Collected data
————
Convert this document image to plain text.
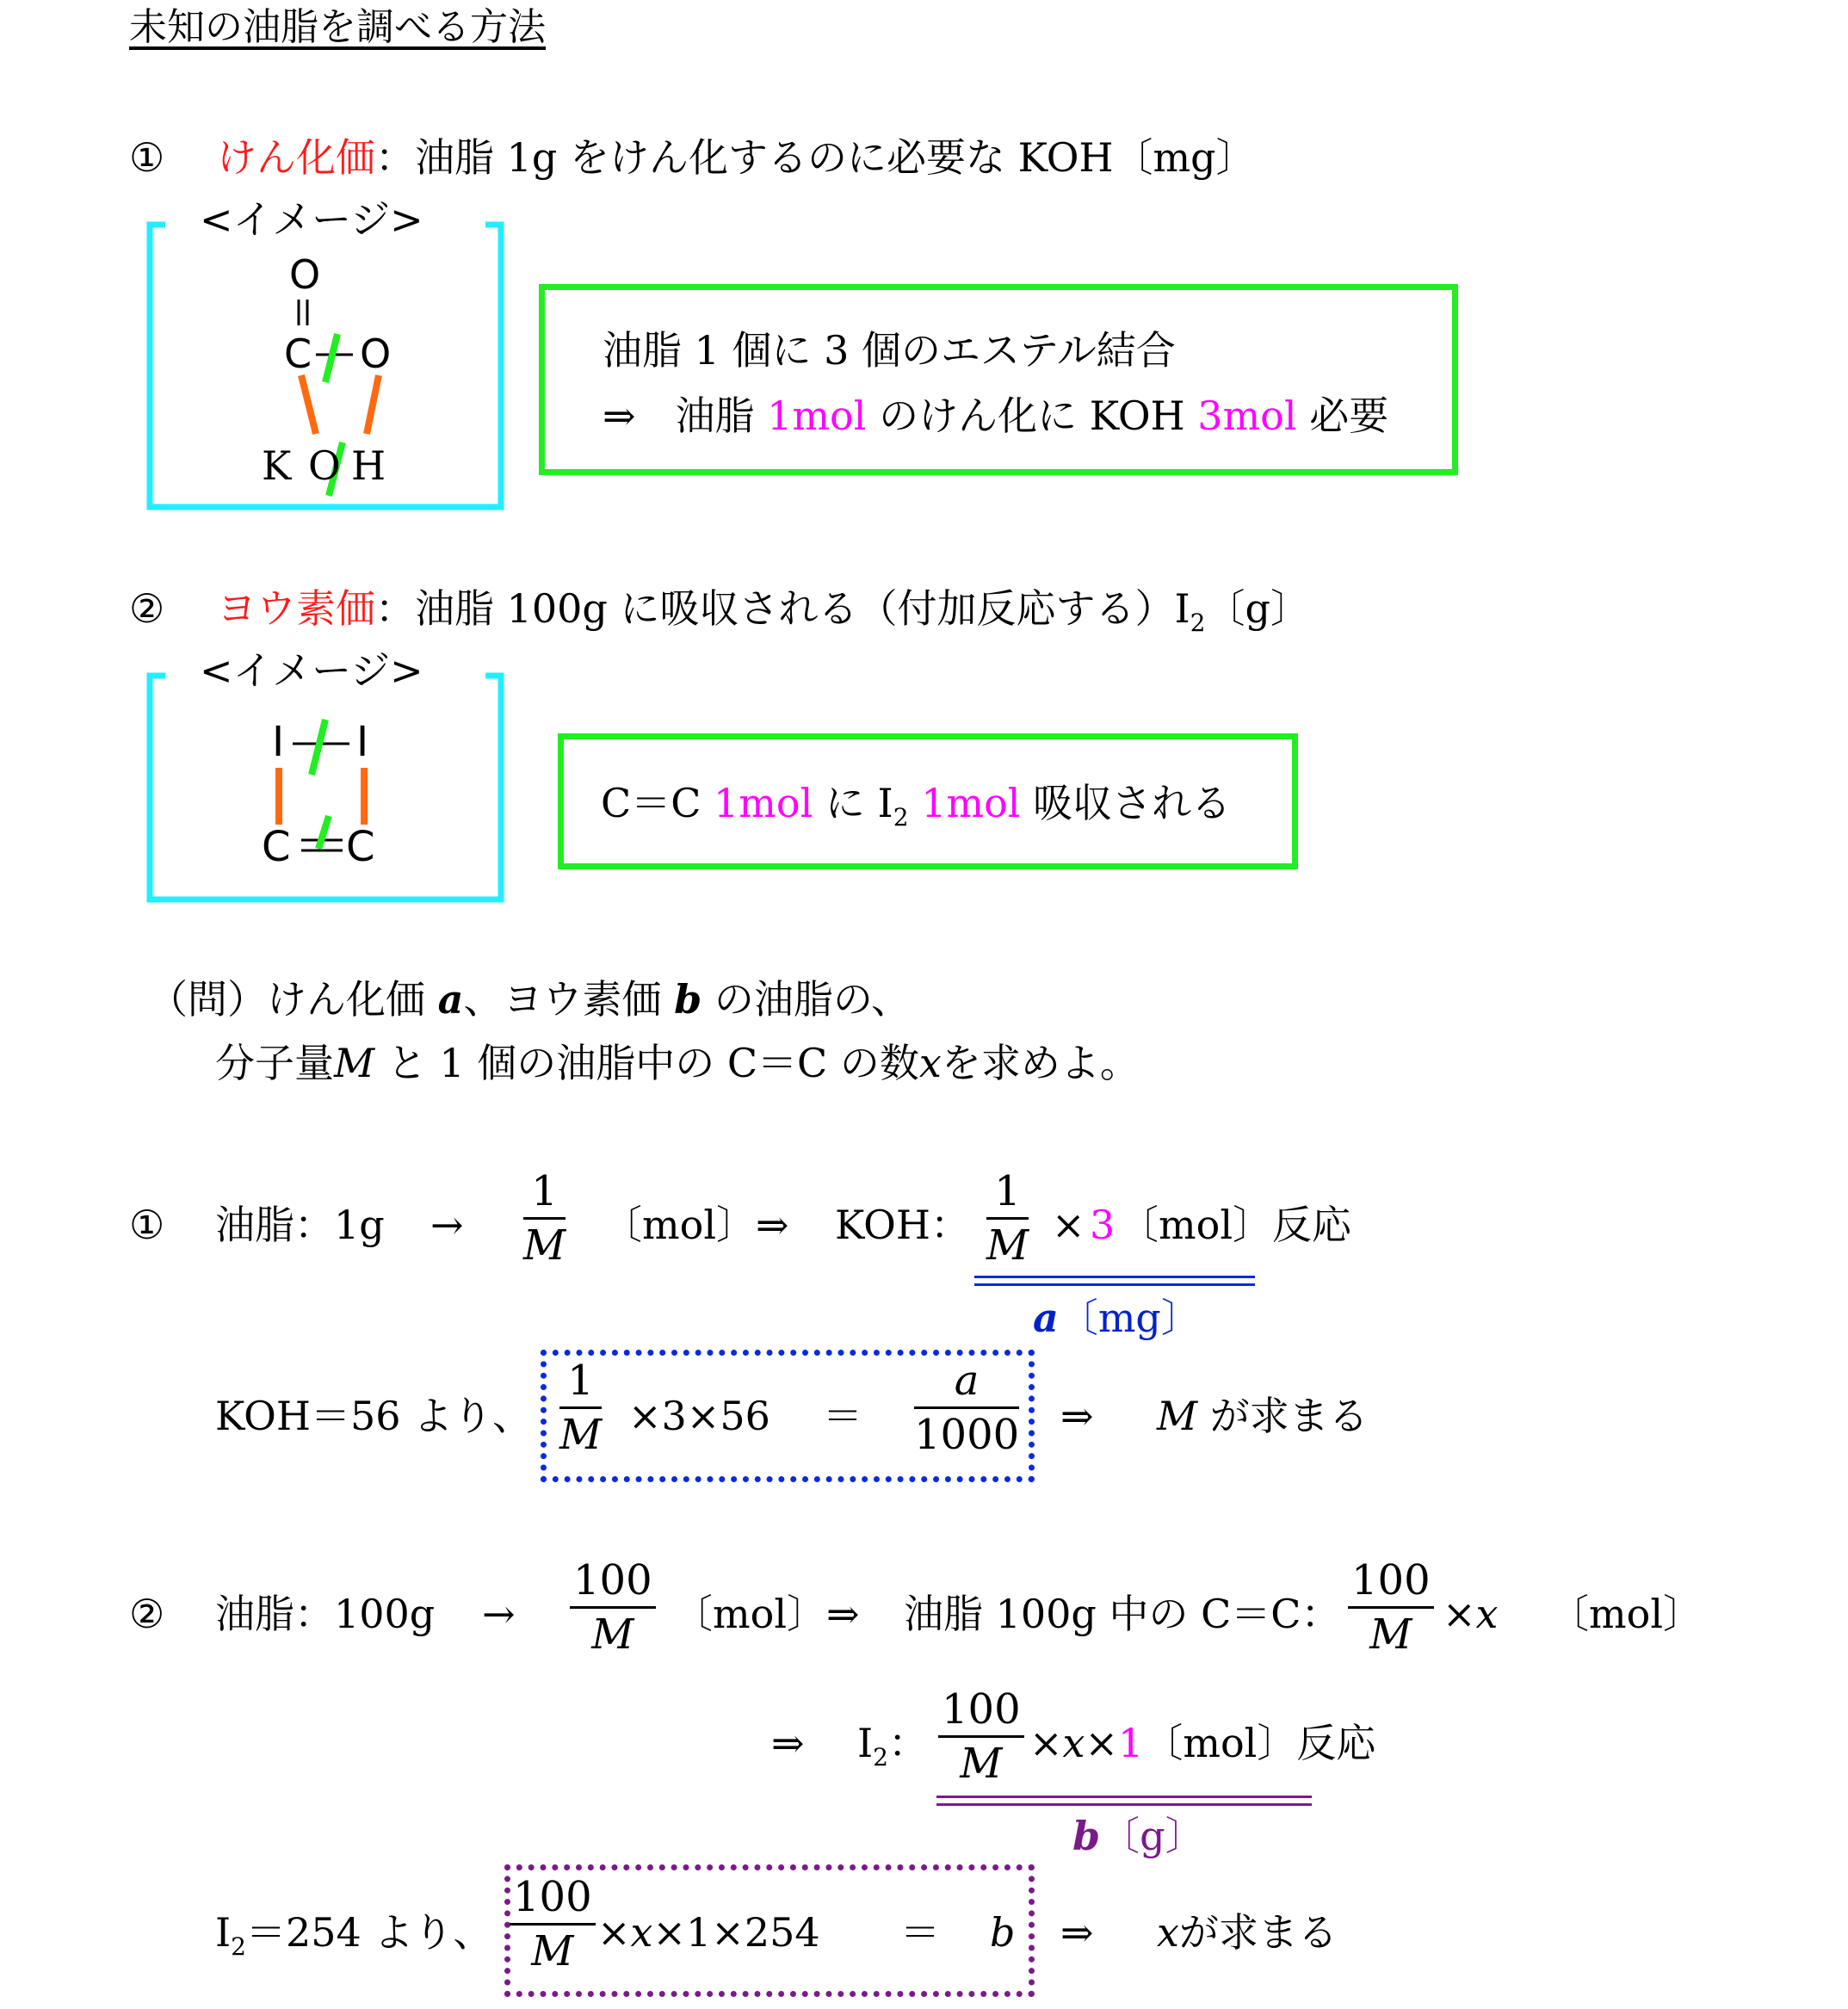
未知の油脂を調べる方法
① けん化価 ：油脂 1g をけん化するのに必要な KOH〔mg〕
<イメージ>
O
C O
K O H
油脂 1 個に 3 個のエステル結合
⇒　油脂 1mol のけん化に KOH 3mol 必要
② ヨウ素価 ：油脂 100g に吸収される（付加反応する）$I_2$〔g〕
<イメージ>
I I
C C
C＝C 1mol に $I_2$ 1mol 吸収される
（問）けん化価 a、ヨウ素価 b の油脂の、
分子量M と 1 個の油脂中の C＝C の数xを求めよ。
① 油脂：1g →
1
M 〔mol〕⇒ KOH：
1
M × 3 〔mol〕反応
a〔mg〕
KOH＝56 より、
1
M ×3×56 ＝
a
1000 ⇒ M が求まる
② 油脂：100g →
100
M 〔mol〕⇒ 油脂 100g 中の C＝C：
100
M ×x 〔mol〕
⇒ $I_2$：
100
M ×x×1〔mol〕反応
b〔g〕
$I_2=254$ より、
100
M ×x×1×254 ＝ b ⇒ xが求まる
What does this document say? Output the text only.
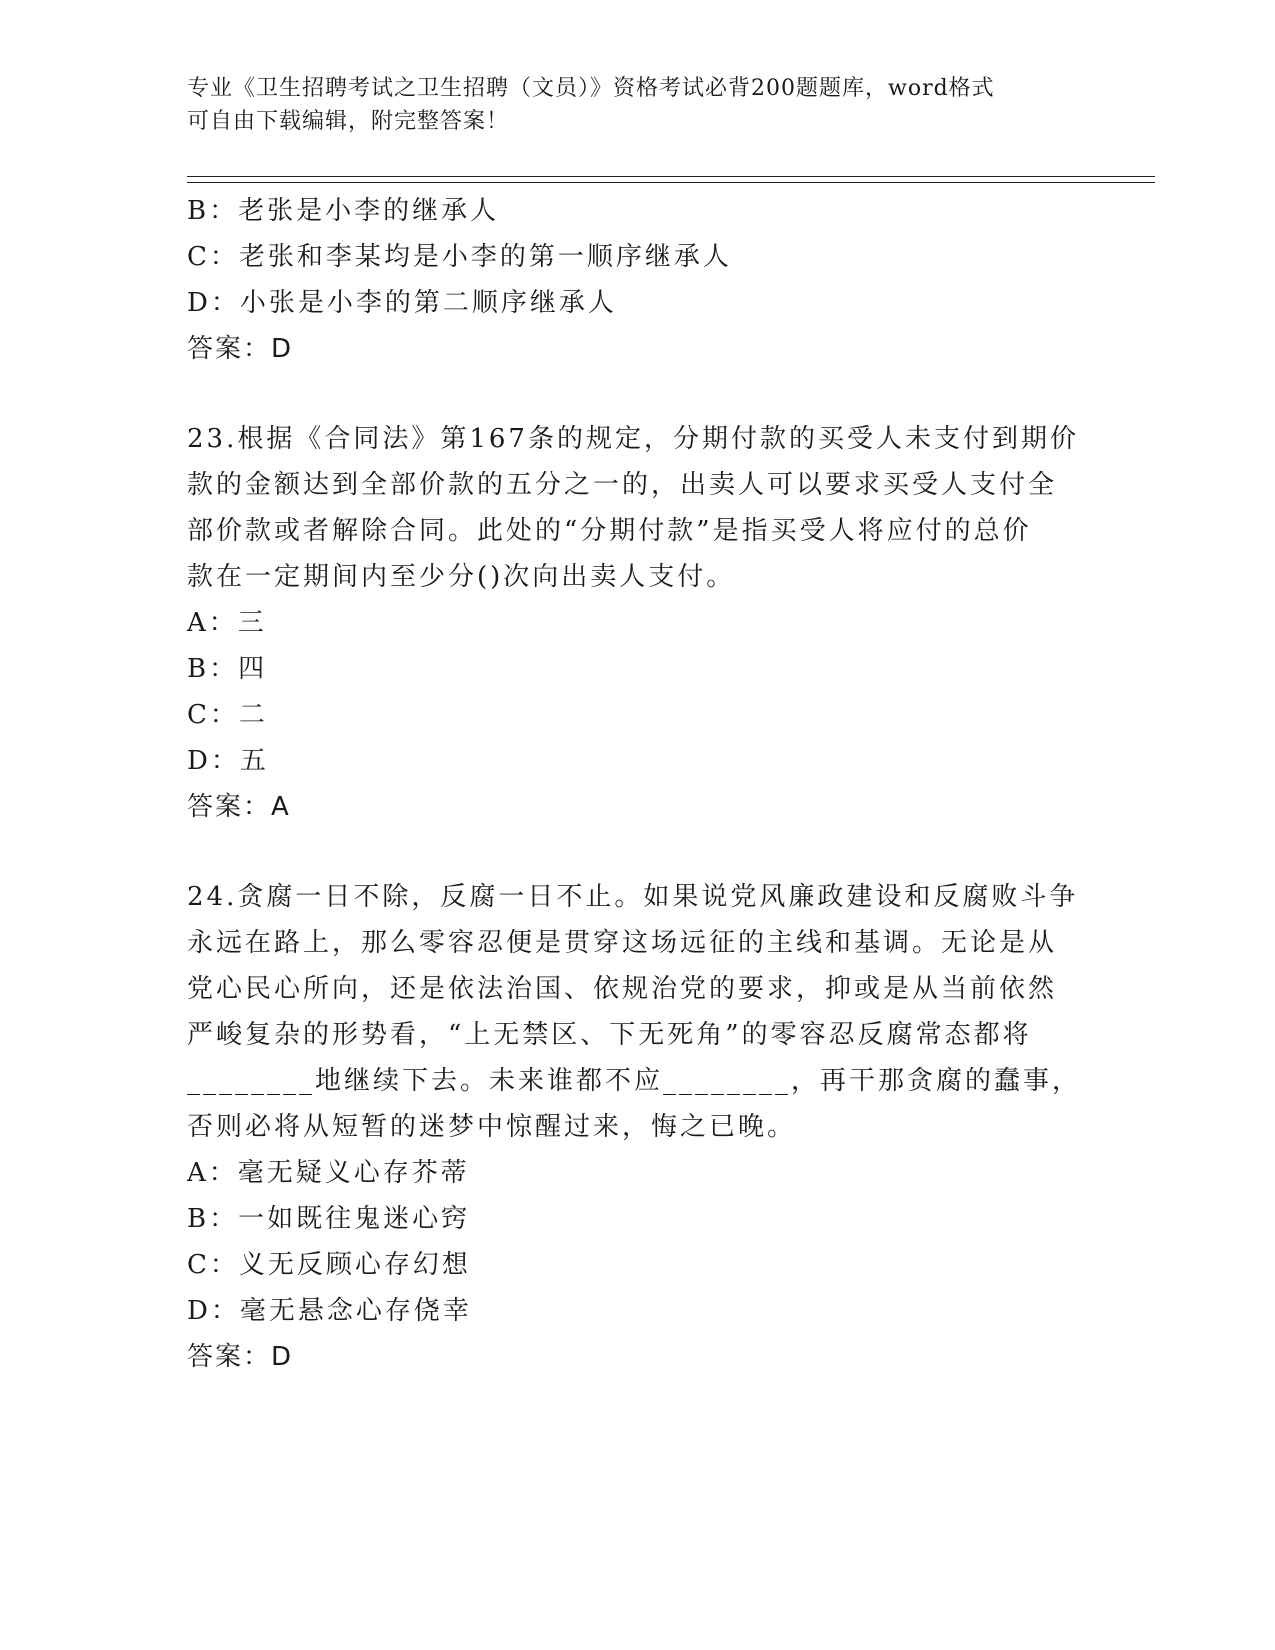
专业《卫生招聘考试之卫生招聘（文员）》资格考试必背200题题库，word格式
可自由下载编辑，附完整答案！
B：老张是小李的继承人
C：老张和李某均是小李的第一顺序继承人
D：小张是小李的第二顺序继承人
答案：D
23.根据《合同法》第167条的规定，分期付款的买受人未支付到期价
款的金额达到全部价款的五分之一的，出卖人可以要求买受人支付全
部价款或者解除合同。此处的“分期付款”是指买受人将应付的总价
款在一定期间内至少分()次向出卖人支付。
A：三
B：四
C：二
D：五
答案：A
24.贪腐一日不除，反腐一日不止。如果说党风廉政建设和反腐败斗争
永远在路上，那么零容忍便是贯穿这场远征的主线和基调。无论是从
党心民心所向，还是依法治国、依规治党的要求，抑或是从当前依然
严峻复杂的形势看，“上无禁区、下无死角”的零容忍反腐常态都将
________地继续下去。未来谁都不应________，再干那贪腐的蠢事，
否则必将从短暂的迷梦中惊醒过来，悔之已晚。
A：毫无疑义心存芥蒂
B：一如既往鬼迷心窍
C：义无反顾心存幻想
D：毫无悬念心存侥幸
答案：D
————
[WHAT YOU NEED TO DO] Repeat the records above exactly, leaving out any pictures they contain.

[RESULT]
Convert this document image to plain text.
未知の油脂を調べる方法
① けん化価 ：油脂 1g をけん化するのに必要な KOH〔mg〕
<イメージ>
O
C O
K O H
油脂 1 個に 3 個のエステル結合
⇒　油脂 1mol のけん化に KOH 3mol 必要
② ヨウ素価 ：油脂 100g に吸収される（付加反応する）$I_2$〔g〕
<イメージ>
I I
C C
C＝C 1mol に $I_2$ 1mol 吸収される
（問）けん化価 a、ヨウ素価 b の油脂の、
分子量M と 1 個の油脂中の C＝C の数xを求めよ。
① 油脂：1g →
1
M 〔mol〕⇒ KOH：
1
M × 3 〔mol〕反応
a〔mg〕
KOH＝56 より、
1
M ×3×56 ＝
a
1000 ⇒ M が求まる
② 油脂：100g →
100
M 〔mol〕⇒ 油脂 100g 中の C＝C：
100
M ×x 〔mol〕
⇒ $I_2$：
100
M ×x×1〔mol〕反応
b〔g〕
$I_2=254$ より、
100
M ×x×1×254 ＝ b ⇒ xが求まる
What does this document say? Output the text only.
专业《卫生招聘考试之卫生招聘（文员）》资格考试必背200题题库，word格式
可自由下载编辑，附完整答案！
B：老张是小李的继承人
C：老张和李某均是小李的第一顺序继承人
D：小张是小李的第二顺序继承人
答案：D
23.根据《合同法》第167条的规定，分期付款的买受人未支付到期价
款的金额达到全部价款的五分之一的，出卖人可以要求买受人支付全
部价款或者解除合同。此处的“分期付款”是指买受人将应付的总价
款在一定期间内至少分()次向出卖人支付。
A：三
B：四
C：二
D：五
答案：A
24.贪腐一日不除，反腐一日不止。如果说党风廉政建设和反腐败斗争
永远在路上，那么零容忍便是贯穿这场远征的主线和基调。无论是从
党心民心所向，还是依法治国、依规治党的要求，抑或是从当前依然
严峻复杂的形势看，“上无禁区、下无死角”的零容忍反腐常态都将
________地继续下去。未来谁都不应________，再干那贪腐的蠢事，
否则必将从短暂的迷梦中惊醒过来，悔之已晚。
A：毫无疑义心存芥蒂
B：一如既往鬼迷心窍
C：义无反顾心存幻想
D：毫无悬念心存侥幸
答案：D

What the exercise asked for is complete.